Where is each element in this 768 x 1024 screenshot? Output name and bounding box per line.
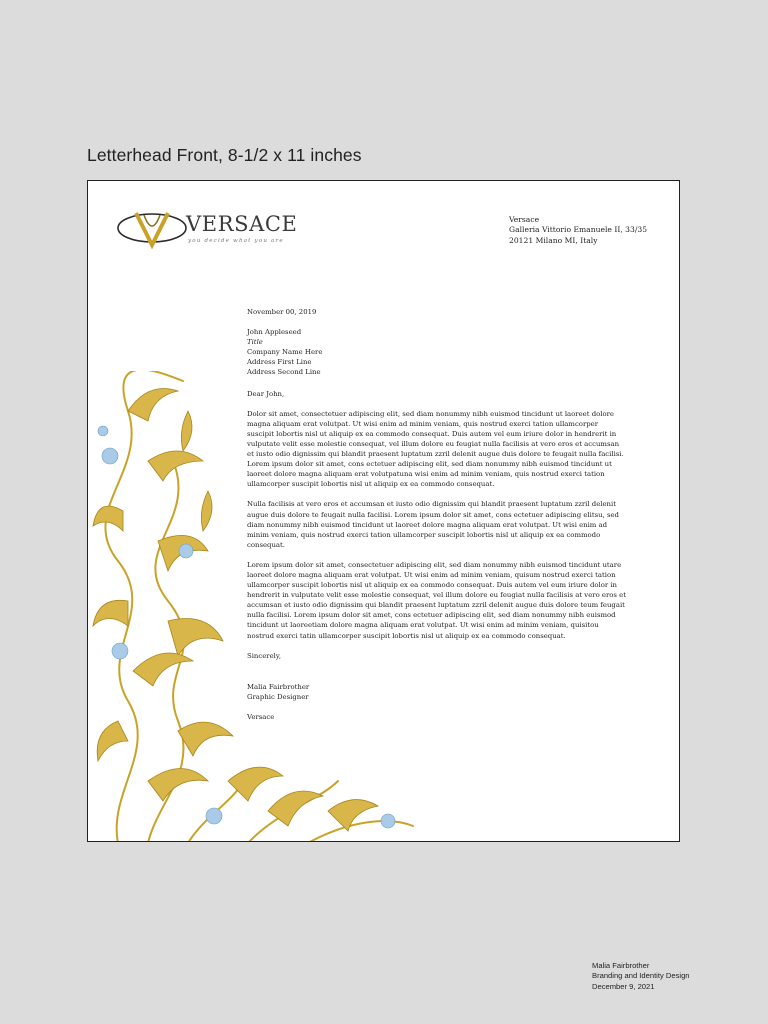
page-heading: Letterhead Front, 8-1/2 x 11 inches — [87, 145, 362, 165]
sender-address — [509, 215, 647, 246]
letterhead-sheet — [87, 180, 680, 842]
signer-name: Malia Fairbrother — [247, 682, 310, 691]
versace-logo — [116, 207, 296, 249]
footer-credits — [592, 961, 690, 992]
body-paragraph-3: Lorem ipsum dolor sit amet, consectetuer adipiscing elit, sed diam nonummy nibh euismod tincidunt utare laoreet dolore magna aliquam erat volutpat. Ut wisi enim ad minim veniam, quisum nostrud exerci tation ullamcorper suscipit lobortis nisl ut aliquip ex ea commodo consequat. Duis autem vel eum iriure dolor in hendrerit in vulputate velit esse molestie consequat, vel illum dolore eu feugiat nulla facilisis at vero eros et accumsan et iusto odio dignissim qui blandit praesent luptatum zzril delenit augue duis dolore teum feugait nulla facilisi. Lorem ipsum dolor sit amet, cons ectetuer adipiscing elit, sed diam nonummy nibh euismod tincidunt ut laoreetiam dolore magna aliquam erat volutpat. Ut wisi enim ad minim veniam, quisitou nostrud exerci tatin ullamcorper suscipit lobortis nisl ut aliquip ex ea commodo consequat. — [247, 560, 626, 640]
logo-wordmark: VERSACE — [186, 212, 298, 236]
footer-name: Malia Fairbrother — [592, 961, 650, 970]
logo-emblem-icon — [116, 207, 188, 249]
logo-tagline: you decide what you are — [188, 238, 284, 244]
recipient-title: Title — [247, 338, 263, 347]
address-line-3: 20121 Milano MI, Italy — [509, 235, 598, 245]
recipient-address-1: Address First Line — [247, 358, 312, 367]
recipient-company: Company Name Here — [247, 348, 323, 357]
body-paragraph-1: Dolor sit amet, consectetuer adipiscing elit, sed diam nonummy nibh euismod tincidunt ut laoreet dolore magna aliquam erat volutpat. Ut wisi enim ad minim veniam, quis nostrud exerci tation ullamcorper suscipit lobortis nisl ut aliquip ex ea commodo consequat. Duis autem vel eum iriure dolor in hendrerit in vulputate velit esse molestie consequat, vel illum dolore eu feugiat nulla facilisis at vero eros et accumsan et iusto odio dignissim qui blandit praesent luptatum zzril delenit augue duis dolore te feugait nulla facilisi. Lorem ipsum dolor sit amet, cons ectetuer adipiscing elit, sed diam nonummy nibh euismod tincidunt ut laoreet dolore magna aliquam erat volutpatuna wisi enim ad minim veniam, quis nostrud exerci tation ullamcorper suscipit lobortis nisl ut aliquip ex ea commodo consequat. — [247, 409, 624, 489]
recipient-name: John Appleseed — [247, 328, 302, 337]
footer-date: December 9, 2021 — [592, 981, 655, 991]
body-paragraph-2: Nulla facilisis at vero eros et accumsan et iusto odio dignissim qui blandit praesent luptatum zzril delenit augue duis dolore te feugait nulla facilisi. Lorem ipsum dolor sit amet, cons ectetuer adipiscing elitsu, sed diam nonummy nibh euismod tincidunt ut laoreet dolore magna aliquam erat volutpat. Ut wisi enim ad minim veniam, quis nostrud exerci tation ullamcorper suscipit lobortis nisl ut aliquip ex ea commodo consequat. — [247, 500, 619, 549]
salutation: Dear John, — [247, 389, 285, 398]
letter-body — [247, 307, 627, 722]
closing: Sincerely, — [247, 651, 282, 660]
address-line-1: Versace — [509, 215, 540, 224]
address-line-2: Galleria Vittorio Emanuele II, 33/35 — [509, 225, 648, 235]
letter-date: November 00, 2019 — [247, 308, 317, 316]
signer-company: Versace — [247, 712, 275, 721]
footer-course: Branding and Identity Design — [592, 971, 690, 981]
signer-title: Graphic Designer — [247, 692, 309, 701]
recipient-address-2: Address Second Line — [247, 368, 321, 377]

:::

__What to work on__. Copy the items word for word, starting with the line that contains "page-heading: Letterhead Front, 8-1/2" and stopping after the line that contains "logo-emblem-icon — [116, 207, 188, 249]".

__Task result__.
page-heading: Letterhead Front, 8-1/2 x 11 inches — [87, 145, 362, 165]
sender-address — [509, 215, 647, 246]
letterhead-sheet — [87, 180, 680, 842]
signer-name: Malia Fairbrother — [247, 682, 310, 691]
versace-logo — [116, 207, 296, 249]
footer-credits — [592, 961, 690, 992]
body-paragraph-3: Lorem ipsum dolor sit amet, consectetuer adipiscing elit, sed diam nonummy nibh euismod tincidunt utare laoreet dolore magna aliquam erat volutpat. Ut wisi enim ad minim veniam, quisum nostrud exerci tation ullamcorper suscipit lobortis nisl ut aliquip ex ea commodo consequat. Duis autem vel eum iriure dolor in hendrerit in vulputate velit esse molestie consequat, vel illum dolore eu feugiat nulla facilisis at vero eros et accumsan et iusto odio dignissim qui blandit praesent luptatum zzril delenit augue duis dolore teum feugait nulla facilisi. Lorem ipsum dolor sit amet, cons ectetuer adipiscing elit, sed diam nonummy nibh euismod tincidunt ut laoreetiam dolore magna aliquam erat volutpat. Ut wisi enim ad minim veniam, quisitou nostrud exerci tatin ullamcorper suscipit lobortis nisl ut aliquip ex ea commodo consequat. — [247, 560, 626, 640]
logo-wordmark: VERSACE — [186, 212, 298, 236]
footer-name: Malia Fairbrother — [592, 961, 650, 970]
logo-emblem-icon — [116, 207, 188, 249]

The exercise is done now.